--- SET PROBLEM ---
Restate the whole listing word for word. Pictures are left out.

--- INPUT RECORDS ---
<<<<

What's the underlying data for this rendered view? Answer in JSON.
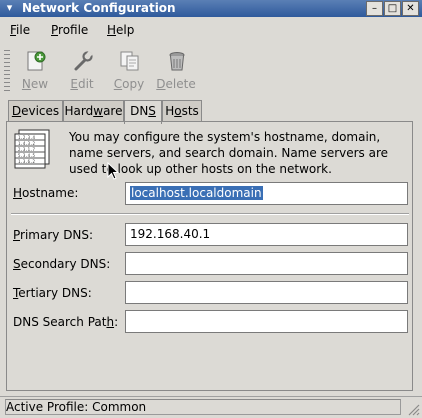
{
  "window": {
    "title": "Network Configuration",
    "menu_glyph": "▾",
    "min_glyph": "–",
    "max_glyph": "□",
    "close_glyph": "✕"
  },
  "menubar": {
    "file": {
      "mnemonic": "F",
      "rest": "ile"
    },
    "profile": {
      "mnemonic": "P",
      "rest": "rofile"
    },
    "help": {
      "mnemonic": "H",
      "rest": "elp"
    }
  },
  "toolbar": {
    "new": {
      "mnemonic": "N",
      "rest": "ew",
      "icon": "new-icon"
    },
    "edit": {
      "mnemonic": "E",
      "rest": "dit",
      "icon": "wrench-icon"
    },
    "copy": {
      "mnemonic": "C",
      "rest": "opy",
      "icon": "copy-icon"
    },
    "delete": {
      "mnemonic": "D",
      "rest": "elete",
      "icon": "trash-icon"
    }
  },
  "tabs": {
    "devices": {
      "mnemonic": "D",
      "rest": "evices"
    },
    "hardware": {
      "pre": "Hard",
      "mnemonic": "w",
      "rest": "are"
    },
    "dns": {
      "pre": "DN",
      "mnemonic": "S",
      "rest": ""
    },
    "hosts": {
      "pre": "H",
      "mnemonic": "o",
      "rest": "sts"
    },
    "active": "dns"
  },
  "dns": {
    "info": "You may configure the system's hostname, domain, name servers, and search domain. Name servers are used to look up other hosts on the network.",
    "hostname_label": {
      "mnemonic": "H",
      "rest": "ostname:"
    },
    "hostname_value": "localhost.localdomain",
    "primary_label": {
      "mnemonic": "P",
      "rest": "rimary DNS:"
    },
    "primary_value": "192.168.40.1",
    "secondary_label": {
      "mnemonic": "S",
      "rest": "econdary DNS:"
    },
    "secondary_value": "",
    "tertiary_label": {
      "mnemonic": "T",
      "rest": "ertiary DNS:"
    },
    "tertiary_value": "",
    "search_label": {
      "pre": "DNS Search Pat",
      "mnemonic": "h",
      "rest": ":"
    },
    "search_value": ""
  },
  "status": {
    "text": "Active Profile: Common"
  }
}
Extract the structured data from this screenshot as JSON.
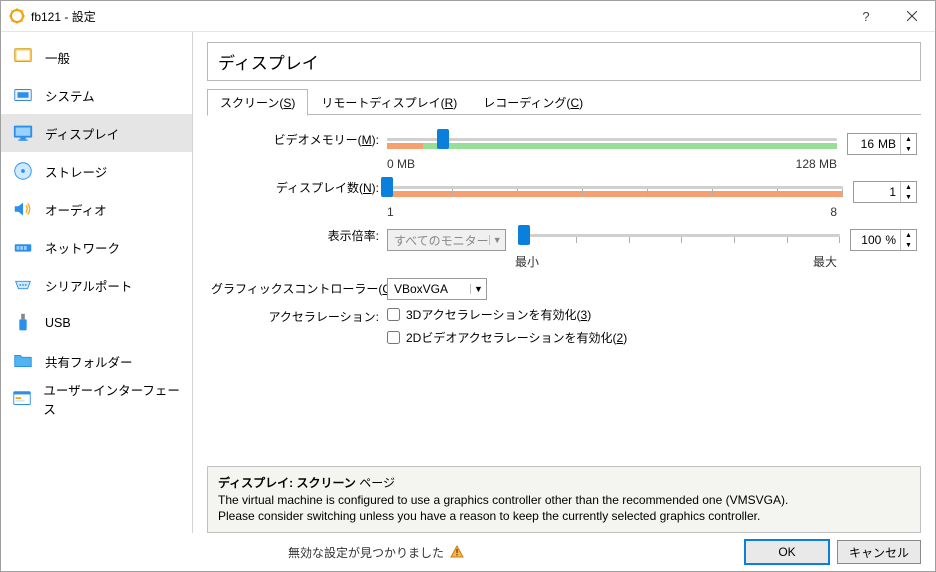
{
  "window": {
    "title": "fb121 - 設定",
    "help": "?",
    "close": "×"
  },
  "sidebar": {
    "items": [
      {
        "label": "一般"
      },
      {
        "label": "システム"
      },
      {
        "label": "ディスプレイ"
      },
      {
        "label": "ストレージ"
      },
      {
        "label": "オーディオ"
      },
      {
        "label": "ネットワーク"
      },
      {
        "label": "シリアルポート"
      },
      {
        "label": "USB"
      },
      {
        "label": "共有フォルダー"
      },
      {
        "label": "ユーザーインターフェース"
      }
    ],
    "selected_index": 2
  },
  "header": {
    "title": "ディスプレイ"
  },
  "tabs": {
    "items": [
      {
        "pre": "スクリーン(",
        "mn": "S",
        "post": ")",
        "active": true
      },
      {
        "pre": "リモートディスプレイ(",
        "mn": "R",
        "post": ")",
        "active": false
      },
      {
        "pre": "レコーディング(",
        "mn": "C",
        "post": ")",
        "active": false
      }
    ]
  },
  "screen": {
    "video_memory": {
      "label_pre": "ビデオメモリー(",
      "label_mn": "M",
      "label_post": "):",
      "value": "16",
      "unit": "MB",
      "min": "0 MB",
      "max": "128 MB",
      "handle_pct": 12.5
    },
    "display_count": {
      "label_pre": "ディスプレイ数(",
      "label_mn": "N",
      "label_post": "):",
      "value": "1",
      "min": "1",
      "max": "8",
      "handle_pct": 0
    },
    "scale_factor": {
      "label": "表示倍率:",
      "monitor": "すべてのモニター",
      "value": "100",
      "unit": "%",
      "min": "最小",
      "max": "最大",
      "handle_pct": 0
    },
    "gfx_controller": {
      "label_pre": "グラフィックスコントローラー(",
      "label_mn": "G",
      "label_post": "):",
      "value": "VBoxVGA"
    },
    "accel": {
      "label": "アクセラレーション:",
      "cb3d_pre": "3Dアクセラレーションを有効化(",
      "cb3d_mn": "3",
      "cb3d_post": ")",
      "cb2d_pre": "2Dビデオアクセラレーションを有効化(",
      "cb2d_mn": "2",
      "cb2d_post": ")"
    }
  },
  "helpbox": {
    "title": "ディスプレイ: スクリーン",
    "title_suffix": " ページ",
    "line1": "The virtual machine is configured to use a graphics controller other than the recommended one (VMSVGA).",
    "line2": "Please consider switching unless you have a reason to keep the currently selected graphics controller."
  },
  "footer": {
    "status": "無効な設定が見つかりました",
    "ok": "OK",
    "cancel": "キャンセル"
  }
}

>>>>

--- WRITTEN RESPONSE ---
What's the underlying data for this rendered view? Answer in JSON.
{
  "window": {
    "title": "Network Configuration",
    "menu_glyph": "▾",
    "min_glyph": "–",
    "max_glyph": "□",
    "close_glyph": "✕"
  },
  "menubar": {
    "file": {
      "mnemonic": "F",
      "rest": "ile"
    },
    "profile": {
      "mnemonic": "P",
      "rest": "rofile"
    },
    "help": {
      "mnemonic": "H",
      "rest": "elp"
    }
  },
  "toolbar": {
    "new": {
      "mnemonic": "N",
      "rest": "ew",
      "icon": "new-icon"
    },
    "edit": {
      "mnemonic": "E",
      "rest": "dit",
      "icon": "wrench-icon"
    },
    "copy": {
      "mnemonic": "C",
      "rest": "opy",
      "icon": "copy-icon"
    },
    "delete": {
      "mnemonic": "D",
      "rest": "elete",
      "icon": "trash-icon"
    }
  },
  "tabs": {
    "devices": {
      "mnemonic": "D",
      "rest": "evices"
    },
    "hardware": {
      "pre": "Hard",
      "mnemonic": "w",
      "rest": "are"
    },
    "dns": {
      "pre": "DN",
      "mnemonic": "S",
      "rest": ""
    },
    "hosts": {
      "pre": "H",
      "mnemonic": "o",
      "rest": "sts"
    },
    "active": "dns"
  },
  "dns": {
    "info": "You may configure the system's hostname, domain, name servers, and search domain. Name servers are used to look up other hosts on the network.",
    "hostname_label": {
      "mnemonic": "H",
      "rest": "ostname:"
    },
    "hostname_value": "localhost.localdomain",
    "primary_label": {
      "mnemonic": "P",
      "rest": "rimary DNS:"
    },
    "primary_value": "192.168.40.1",
    "secondary_label": {
      "mnemonic": "S",
      "rest": "econdary DNS:"
    },
    "secondary_value": "",
    "tertiary_label": {
      "mnemonic": "T",
      "rest": "ertiary DNS:"
    },
    "tertiary_value": "",
    "search_label": {
      "pre": "DNS Search Pat",
      "mnemonic": "h",
      "rest": ":"
    },
    "search_value": ""
  },
  "status": {
    "text": "Active Profile: Common"
  }
}
Extract the structured data from this screenshot as JSON.
{
  "window": {
    "title": "fb121 - 設定",
    "help": "?",
    "close": "×"
  },
  "sidebar": {
    "items": [
      {
        "label": "一般"
      },
      {
        "label": "システム"
      },
      {
        "label": "ディスプレイ"
      },
      {
        "label": "ストレージ"
      },
      {
        "label": "オーディオ"
      },
      {
        "label": "ネットワーク"
      },
      {
        "label": "シリアルポート"
      },
      {
        "label": "USB"
      },
      {
        "label": "共有フォルダー"
      },
      {
        "label": "ユーザーインターフェース"
      }
    ],
    "selected_index": 2
  },
  "header": {
    "title": "ディスプレイ"
  },
  "tabs": {
    "items": [
      {
        "pre": "スクリーン(",
        "mn": "S",
        "post": ")",
        "active": true
      },
      {
        "pre": "リモートディスプレイ(",
        "mn": "R",
        "post": ")",
        "active": false
      },
      {
        "pre": "レコーディング(",
        "mn": "C",
        "post": ")",
        "active": false
      }
    ]
  },
  "screen": {
    "video_memory": {
      "label_pre": "ビデオメモリー(",
      "label_mn": "M",
      "label_post": "):",
      "value": "16",
      "unit": "MB",
      "min": "0 MB",
      "max": "128 MB",
      "handle_pct": 12.5
    },
    "display_count": {
      "label_pre": "ディスプレイ数(",
      "label_mn": "N",
      "label_post": "):",
      "value": "1",
      "min": "1",
      "max": "8",
      "handle_pct": 0
    },
    "scale_factor": {
      "label": "表示倍率:",
      "monitor": "すべてのモニター",
      "value": "100",
      "unit": "%",
      "min": "最小",
      "max": "最大",
      "handle_pct": 0
    },
    "gfx_controller": {
      "label_pre": "グラフィックスコントローラー(",
      "label_mn": "G",
      "label_post": "):",
      "value": "VBoxVGA"
    },
    "accel": {
      "label": "アクセラレーション:",
      "cb3d_pre": "3Dアクセラレーションを有効化(",
      "cb3d_mn": "3",
      "cb3d_post": ")",
      "cb2d_pre": "2Dビデオアクセラレーションを有効化(",
      "cb2d_mn": "2",
      "cb2d_post": ")"
    }
  },
  "helpbox": {
    "title": "ディスプレイ: スクリーン",
    "title_suffix": " ページ",
    "line1": "The virtual machine is configured to use a graphics controller other than the recommended one (VMSVGA).",
    "line2": "Please consider switching unless you have a reason to keep the currently selected graphics controller."
  },
  "footer": {
    "status": "無効な設定が見つかりました",
    "ok": "OK",
    "cancel": "キャンセル"
  }
}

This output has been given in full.